Document segment:
There was a huge period of time in King's career when he was hopelessly addicted to cocaine and he'd write furiously while jacked up to the tits on blow and he'd only stop typing to do another line, or to shove cotton into his nose to stop the bleeding so his typewriter wouldn't get flooded by a bloody nasal drip, due to the horrendous damage he had done to his destroyed nasal cavities.

King even claimed that he had no memory of writing complete novels, like Cujo, because he was so high and fried to the tits.

Anyway, sorry for that tangent.... but if you listen to King and write one page every day, then by Halloween you will have a 300-page novel. You can spend the last two months of the year re-writing and editing, and within a full calendar year you will have produced a legit 300-word novel. And not one of those rushed, over-wordy NaNoWriMo novellas. Sure, I wrote a bunch of those 50K adjective-heavy manuscripts, but I have a short-attention span and don't think I could have enough discipline to write one page every day. Once I get an idea, I want to run with it as fast as possible before self-doubt catches up to me. It's a sprint to the finish line. Luckily, I was almost done with Fried Peaches when I finally got bum-rushed by doubt.

There's several major industries of the "self-help" variety that profit off of laziness. Just take a peek at the billion dollar weight loss industry, yet everyone is drastically overweight in America.

Everyone might have sincere intentions on shedding a few pounds, but how many people own gym memberships and actually go? It's a great hustle. Even one of the most popular TV shows is about people competing on a game show to see who loses the most weight. That's something that 1950s sci-fi writers could only dream up as the most absurd bit of entertainment, yet  a half a century later, The Biggest Loser is one of the top TV shows in America.

Weight loss is a coin flip. You're either going to do it, or not. Simple as that. Any diet will work if you stick to it. So any of those diets can actually claim they work... because it will, so long as you follow through. All of these fancy work out routines and diets are ways for slick hustlers to rake in millions of lazy people looking for shortcuts.

Dataset extract:

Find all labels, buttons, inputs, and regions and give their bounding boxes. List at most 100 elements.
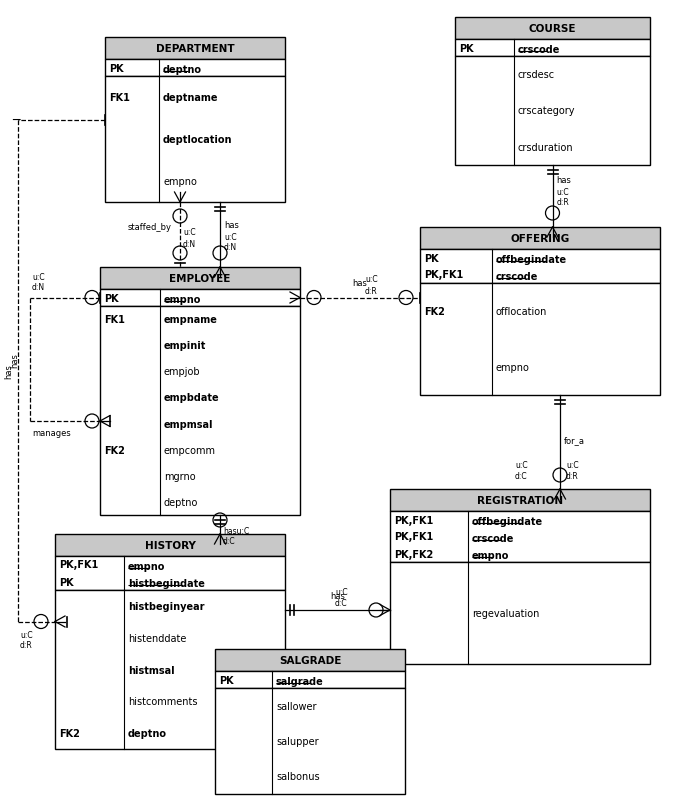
Bar	[55, 590, 285, 749]
Text: u:C: u:C	[365, 275, 377, 284]
Text: crscategory: crscategory	[518, 107, 575, 116]
Text: d:C: d:C	[223, 537, 235, 545]
Text: histbegindate: histbegindate	[128, 578, 205, 588]
Text: empno: empno	[128, 561, 166, 571]
Text: has: has	[557, 176, 571, 184]
Text: crscode: crscode	[472, 533, 514, 543]
Text: ─: ─	[12, 114, 19, 127]
Text: has: has	[330, 591, 345, 600]
Text: crsdesc: crsdesc	[518, 70, 555, 80]
Text: manages: manages	[32, 428, 71, 437]
Text: staffed_by: staffed_by	[128, 222, 172, 231]
Bar	[215, 649, 405, 671]
Text: empcomm: empcomm	[164, 445, 216, 455]
Text: empjob: empjob	[164, 367, 201, 377]
Text: FK2: FK2	[104, 445, 125, 455]
Text: u:C: u:C	[557, 188, 569, 196]
Text: PK,FK1: PK,FK1	[59, 560, 98, 569]
Bar	[215, 688, 405, 794]
Text: has: has	[224, 221, 239, 229]
Text: d:R: d:R	[557, 198, 569, 207]
Text: deptlocation: deptlocation	[163, 135, 233, 145]
Text: PK: PK	[59, 577, 74, 587]
Text: empno: empno	[163, 176, 197, 187]
Text: u:C: u:C	[224, 233, 237, 241]
Text: salgrade: salgrade	[276, 676, 324, 687]
Text: FK1: FK1	[104, 314, 125, 325]
Text: has: has	[353, 279, 368, 288]
Bar	[455, 57, 650, 166]
Bar	[390, 562, 650, 664]
Text: SALGRADE: SALGRADE	[279, 655, 341, 665]
Text: FK2: FK2	[59, 728, 80, 738]
Text: empname: empname	[164, 314, 218, 325]
Text: empinit: empinit	[164, 341, 206, 350]
Text: empbdate: empbdate	[164, 393, 219, 403]
Text: EMPLOYEE: EMPLOYEE	[169, 273, 230, 284]
Text: histenddate: histenddate	[128, 633, 186, 643]
Text: histbeginyear: histbeginyear	[128, 602, 204, 611]
Bar	[100, 268, 300, 290]
Text: u:C: u:C	[183, 228, 196, 237]
Text: PK: PK	[424, 253, 439, 263]
Text: PK: PK	[109, 63, 124, 74]
Text: d:C: d:C	[515, 472, 528, 480]
Text: crsduration: crsduration	[518, 143, 573, 152]
Text: d:N: d:N	[183, 240, 196, 249]
Text: d:R: d:R	[566, 472, 579, 480]
Text: PK,FK1: PK,FK1	[394, 532, 433, 542]
Bar	[390, 489, 650, 512]
Text: offbegindate: offbegindate	[496, 255, 567, 265]
Text: deptno: deptno	[164, 497, 199, 508]
Text: offbegindate: offbegindate	[472, 516, 543, 526]
Text: deptno: deptno	[128, 728, 167, 738]
Bar	[105, 38, 285, 60]
Text: sallower: sallower	[276, 701, 317, 711]
Text: REGISTRATION: REGISTRATION	[477, 496, 563, 505]
Bar	[390, 512, 650, 562]
Text: d:N: d:N	[32, 283, 45, 292]
Text: FK1: FK1	[109, 93, 130, 103]
Text: has: has	[10, 352, 19, 367]
Bar	[55, 534, 285, 557]
Bar	[420, 284, 660, 395]
Bar	[100, 306, 300, 516]
Text: PK,FK2: PK,FK2	[394, 549, 433, 559]
Text: COURSE: COURSE	[529, 24, 576, 34]
Text: has: has	[4, 363, 13, 379]
Text: u:C: u:C	[335, 587, 348, 596]
Text: PK: PK	[104, 294, 119, 303]
Bar	[105, 77, 285, 203]
Text: hasu:C: hasu:C	[223, 526, 249, 535]
Text: deptno: deptno	[163, 65, 202, 75]
Text: d:N: d:N	[224, 242, 237, 251]
Text: regevaluation: regevaluation	[472, 608, 540, 618]
Bar	[455, 40, 650, 57]
Text: OFFERING: OFFERING	[511, 233, 570, 244]
Text: PK: PK	[459, 43, 473, 54]
Text: u:C: u:C	[20, 630, 32, 640]
Bar	[55, 557, 285, 590]
Text: crscode: crscode	[518, 45, 560, 55]
Bar	[455, 18, 650, 40]
Text: d:C: d:C	[335, 598, 348, 607]
Text: for_a: for_a	[564, 435, 585, 444]
Text: PK,FK1: PK,FK1	[424, 270, 463, 280]
Text: offlocation: offlocation	[496, 306, 547, 317]
Text: histcomments: histcomments	[128, 696, 197, 707]
Text: DEPARTMENT: DEPARTMENT	[156, 44, 235, 54]
Text: u:C: u:C	[32, 273, 45, 282]
Bar	[215, 671, 405, 688]
Bar	[105, 60, 285, 77]
Text: empno: empno	[164, 294, 201, 305]
Text: d:R: d:R	[20, 641, 32, 650]
Text: deptname: deptname	[163, 93, 219, 103]
Text: HISTORY: HISTORY	[145, 541, 195, 550]
Text: empno: empno	[472, 550, 509, 561]
Text: FK2: FK2	[424, 306, 445, 317]
Text: PK,FK1: PK,FK1	[394, 515, 433, 525]
Text: mgrno: mgrno	[164, 472, 196, 481]
Text: salbonus: salbonus	[276, 772, 319, 781]
Text: PK: PK	[219, 674, 234, 685]
Text: u:C: u:C	[566, 460, 579, 469]
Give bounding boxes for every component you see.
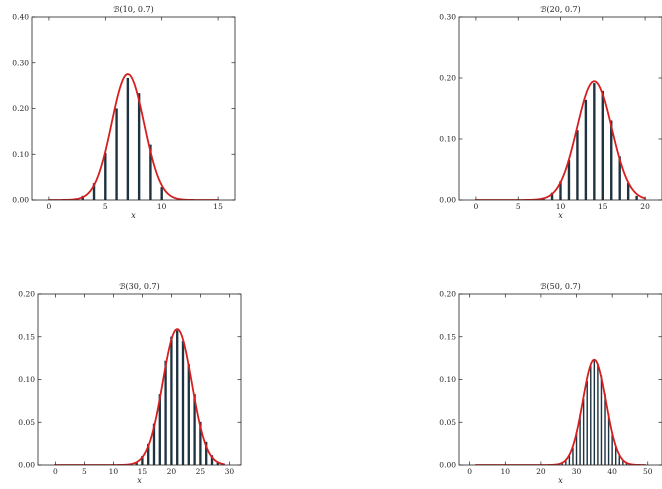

Set tasks:
1. In the essay on writing discipline, which novel did King claim he had no memory of writing?
2. Carry on with the essay on writing discipline from the point where it stops.

Answers for the exercise:
1. Cujo.

2.
Same goes for religion and spiritual direction. Most of our consumer-crazed society has abandoned organized religion, which has left a huge gap in the spirituality department. People are left to find that out for themselves, but that makes them prey to a vast industry of self-help gurus. There's thousands and thousands of videos and books, yet everyone is still fucked up.

I just look around and think... sweet Jesus... we're totally fucked. Western civilization is being held together by duct tape and credit cards.

If you're someone on a true spiritual mission, you'll eventually find something... you'll find the right road, or the right path to what you think is your spiritual calling. In order to reach that destination, you really have to find our who you really are. It's that "know thyself" mantra.

The ones that can confront the truth, are the truly enlightened ones. But everyone who gets lost in the shuffle constantly trying to "find themselves" yet come up short? Well, they're full of shit because they fail to confront their true reality, so it's no wonder they'll never find what they're looking for because they refuse to acknowledge their own truth.

If you're blind to your own reflection, you're totally fucked and you'll live the rest of your life spiritually bankrupt.

I keep going back and forth deciding if I want to be one of those snake oil salesmen who profits off of the failures of others. It's good money to crank out one of those self-help books for wanna-be writers  that recycles basic (and so blatantly obvious) writing tips and fluffed up by witty quotes from philosophers. I'd feel guilty trying to sell a book that is the equivalent of feeding someone a cold buffet of fluff and tripe, but don't forget the yummy omelet station!

But it's all bullshit.

Because nothing I can tell people will help them if they are not going to put in the time. I also thought about writing a self-help book for wanna-be writers that was 20 chapters, but the title of each chapter is "WRITE EVERY DAY."
Chapter 1: WRITE EVERY DAY
Chapter 2: WRITE EVERY DAY
Chapter 3: WRITE EVERY DAY
Chapter 4: WRITE EVERY DAY
Etc, etc, etc. And if someone follows my advice and finally breaks through as a writer, then viola! It works. Who would have thought that I came up with a revolutionary method! So simple that any monkey with a laptop can do it.

I should release Pauly's Half-Baked 420 Writing Tips next October, just before NaNoWriMo so I can take advantage of all of those ambitious novelists. The number of participants is staggering. And then put it on sale around New Years, so people will buy it as a part of a resolution to write a book. Stephen King said it wasn't hard. Just write one page a day.

Seriously, if you put in time and write every day, then you won't need any self-help book. Sure, read On Writing by Stephen King, but that's all you really need and it's not really a self-help book as much as a guide.

The basic winning formula is just putting in the time, following through, traveling, and trying to life as much life as you can.

Success-driven people will forge on ahead no matter what obstacles are in their way. Doesn't matter if it's an Olympic bobsledder or a musician or an aspiring screenwriter. But there's tons of money out there by people with disposable income who are seeking shortcuts.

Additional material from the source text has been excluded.